• Provided data:
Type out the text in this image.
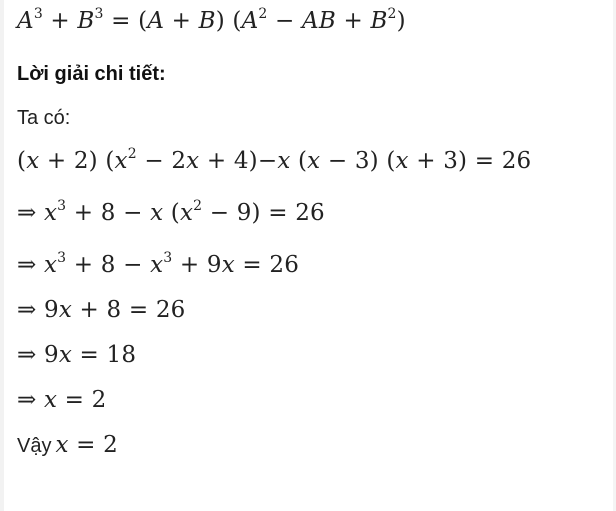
$A^3 + B^3 = (A + B) (A^2$ − AB + $B^2$)
Lời giải chi tiết:
Ta có:
(x + 2) $(x^2 - 2x + 4)-x$ (x − 3) (x + 3) = 26
⇒ $x^3 + 8 - x$ $(x^2 - 9) = 26$
⇒ $x^3 + 8 - x^3 + 9x = 26$
⇒ 9x + 8 = 26
⇒ 9x = 18
⇒ x = 2
Vậy x = 2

• Aim: Print the full listing exactly, dropping the pictures.

• Response below:
Type out the text in this image.
$A^3 + B^3 = (A + B) (A^2$ − AB + $B^2$)
Lời giải chi tiết:
Ta có:
(x + 2) $(x^2 - 2x + 4)-x$ (x − 3) (x + 3) = 26
⇒ $x^3 + 8 - x$ $(x^2 - 9) = 26$
⇒ $x^3 + 8 - x^3 + 9x = 26$
⇒ 9x + 8 = 26
⇒ 9x = 18
⇒ x = 2
Vậy x = 2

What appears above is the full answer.